THE REQUEST -
Write out the listing below exactly, and omit any images you find in it.

-- begin EXCERPTED RECORDS --

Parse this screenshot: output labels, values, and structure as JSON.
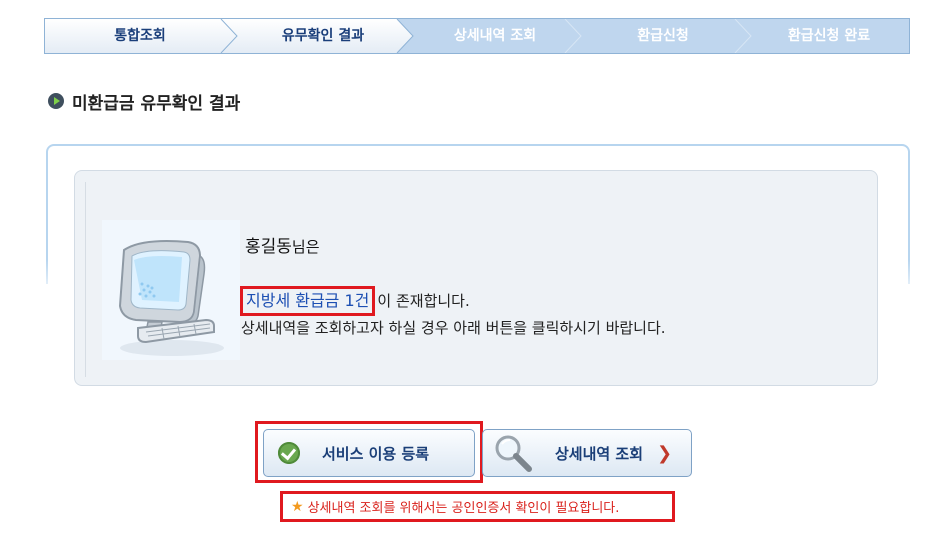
{
  "steps": [
    {
      "label": "통합조회",
      "state": "done"
    },
    {
      "label": "유무확인 결과",
      "state": "done"
    },
    {
      "label": "상세내역 조회",
      "state": "todo"
    },
    {
      "label": "환급신청",
      "state": "todo"
    },
    {
      "label": "환급신청 완료",
      "state": "todo"
    }
  ],
  "section": {
    "title": "미환급금 유무확인 결과"
  },
  "result": {
    "name": "홍길동",
    "name_suffix": "님은",
    "refund_link": "지방세 환급금 1건",
    "exists_text": "이 존재합니다.",
    "instruction": "상세내역을 조회하고자 하실 경우 아래 버튼을 클릭하시기 바랍니다."
  },
  "buttons": {
    "register": "서비스 이용 등록",
    "detail": "상세내역 조회"
  },
  "notice": "상세내역 조회를 위해서는 공인인증서 확인이 필요합니다.",
  "icons": {
    "section": "bullet-icon",
    "illustration": "computer-monitor-icon",
    "register": "check-icon",
    "detail": "magnifier-icon",
    "detail_arrow": "chevron-right-icon",
    "notice": "star-icon"
  },
  "colors": {
    "highlight_border": "#e0191f",
    "link_text": "#1c4fb3",
    "notice_text": "#d9221c",
    "step_done_text": "#1a3e7a",
    "step_todo_bg": "#bfd6ee"
  }
}
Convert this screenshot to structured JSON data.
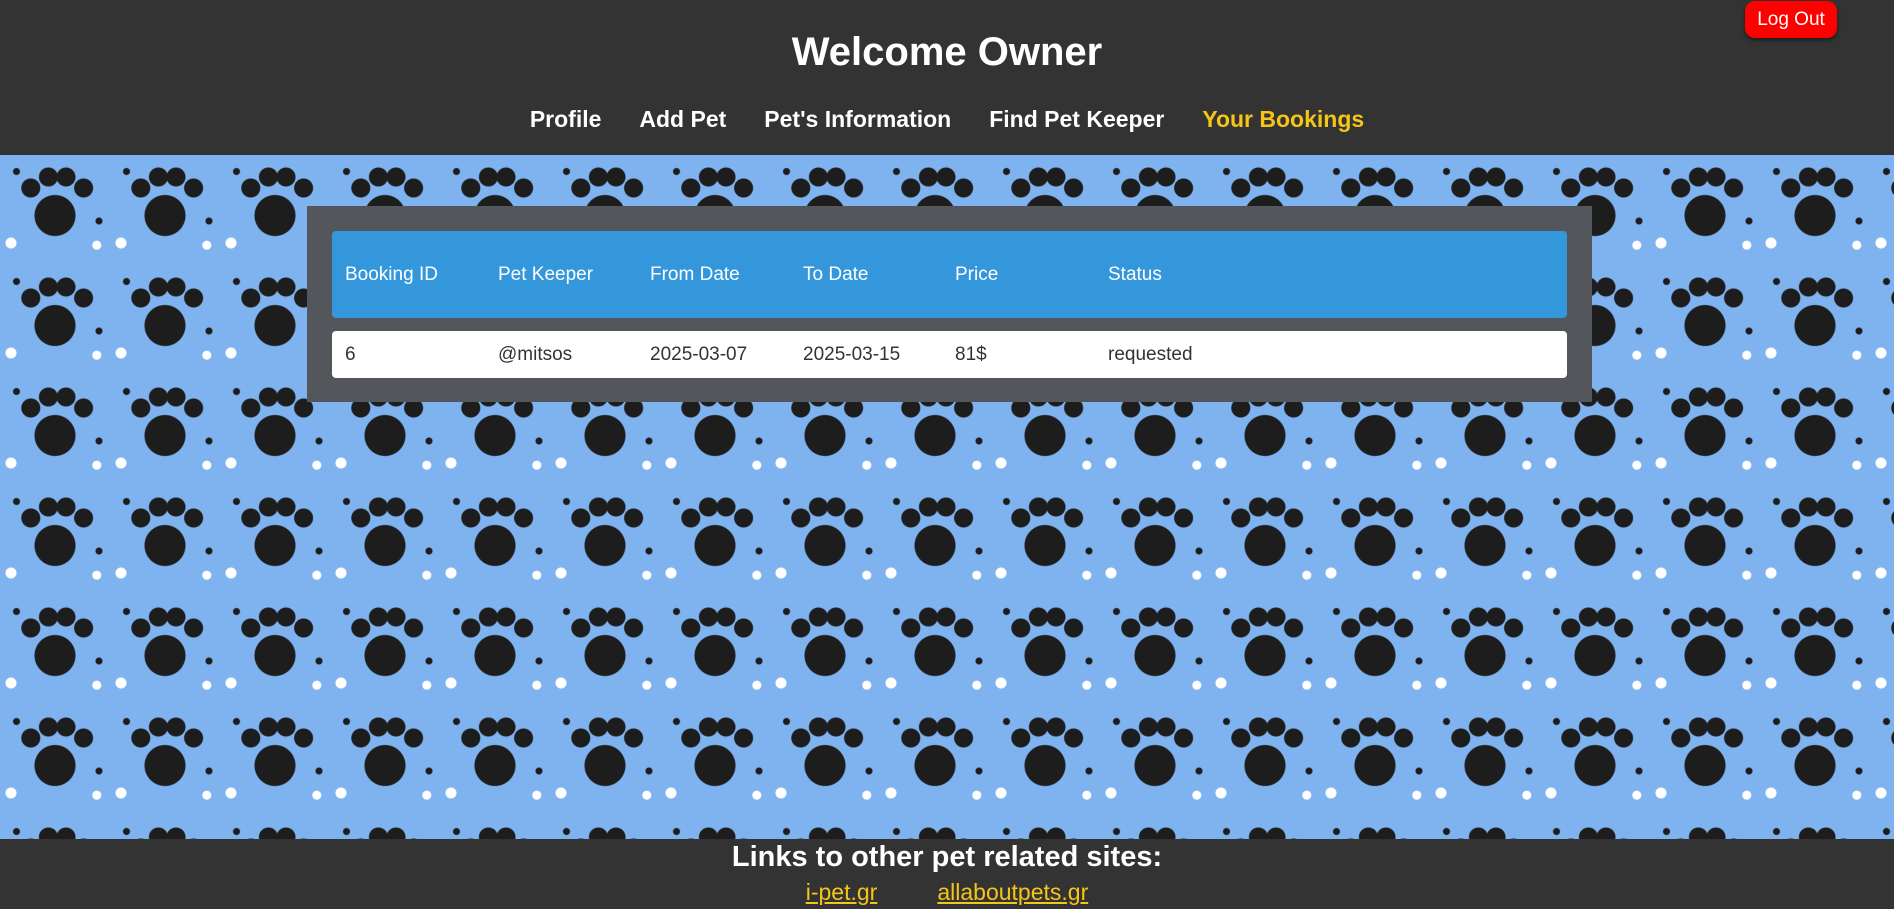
{
  "header": {
    "title": "Welcome Owner",
    "logout_label": "Log Out",
    "nav": [
      {
        "label": "Profile",
        "active": false
      },
      {
        "label": "Add Pet",
        "active": false
      },
      {
        "label": "Pet's Information",
        "active": false
      },
      {
        "label": "Find Pet Keeper",
        "active": false
      },
      {
        "label": "Your Bookings",
        "active": true
      }
    ]
  },
  "bookings": {
    "columns": [
      "Booking ID",
      "Pet Keeper",
      "From Date",
      "To Date",
      "Price",
      "Status"
    ],
    "rows": [
      [
        "6",
        "@mitsos",
        "2025-03-07",
        "2025-03-15",
        "81$",
        "requested"
      ]
    ]
  },
  "footer": {
    "title": "Links to other pet related sites:",
    "links": [
      "i-pet.gr",
      "allaboutpets.gr"
    ]
  },
  "colors": {
    "header_bg": "#333333",
    "active_nav": "#f5c518",
    "logout_bg": "#ff0000",
    "table_header_bg": "#3497db",
    "panel_bg": "#53575c",
    "page_bg": "#7fb3f0"
  }
}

-- end EXCERPTED RECORDS --

TASK RESULT -
Parse this screenshot: output labels, values, and structure as JSON.
{
  "steps": [
    {
      "label": "통합조회",
      "state": "done"
    },
    {
      "label": "유무확인 결과",
      "state": "done"
    },
    {
      "label": "상세내역 조회",
      "state": "todo"
    },
    {
      "label": "환급신청",
      "state": "todo"
    },
    {
      "label": "환급신청 완료",
      "state": "todo"
    }
  ],
  "section": {
    "title": "미환급금 유무확인 결과"
  },
  "result": {
    "name": "홍길동",
    "name_suffix": "님은",
    "refund_link": "지방세 환급금 1건",
    "exists_text": "이 존재합니다.",
    "instruction": "상세내역을 조회하고자 하실 경우 아래 버튼을 클릭하시기 바랍니다."
  },
  "buttons": {
    "register": "서비스 이용 등록",
    "detail": "상세내역 조회"
  },
  "notice": "상세내역 조회를 위해서는 공인인증서 확인이 필요합니다.",
  "icons": {
    "section": "bullet-icon",
    "illustration": "computer-monitor-icon",
    "register": "check-icon",
    "detail": "magnifier-icon",
    "detail_arrow": "chevron-right-icon",
    "notice": "star-icon"
  },
  "colors": {
    "highlight_border": "#e0191f",
    "link_text": "#1c4fb3",
    "notice_text": "#d9221c",
    "step_done_text": "#1a3e7a",
    "step_todo_bg": "#bfd6ee"
  }
}
Convert this screenshot to structured JSON data.
{
  "header": {
    "title": "Welcome Owner",
    "logout_label": "Log Out",
    "nav": [
      {
        "label": "Profile",
        "active": false
      },
      {
        "label": "Add Pet",
        "active": false
      },
      {
        "label": "Pet's Information",
        "active": false
      },
      {
        "label": "Find Pet Keeper",
        "active": false
      },
      {
        "label": "Your Bookings",
        "active": true
      }
    ]
  },
  "bookings": {
    "columns": [
      "Booking ID",
      "Pet Keeper",
      "From Date",
      "To Date",
      "Price",
      "Status"
    ],
    "rows": [
      [
        "6",
        "@mitsos",
        "2025-03-07",
        "2025-03-15",
        "81$",
        "requested"
      ]
    ]
  },
  "footer": {
    "title": "Links to other pet related sites:",
    "links": [
      "i-pet.gr",
      "allaboutpets.gr"
    ]
  },
  "colors": {
    "header_bg": "#333333",
    "active_nav": "#f5c518",
    "logout_bg": "#ff0000",
    "table_header_bg": "#3497db",
    "panel_bg": "#53575c",
    "page_bg": "#7fb3f0"
  }
}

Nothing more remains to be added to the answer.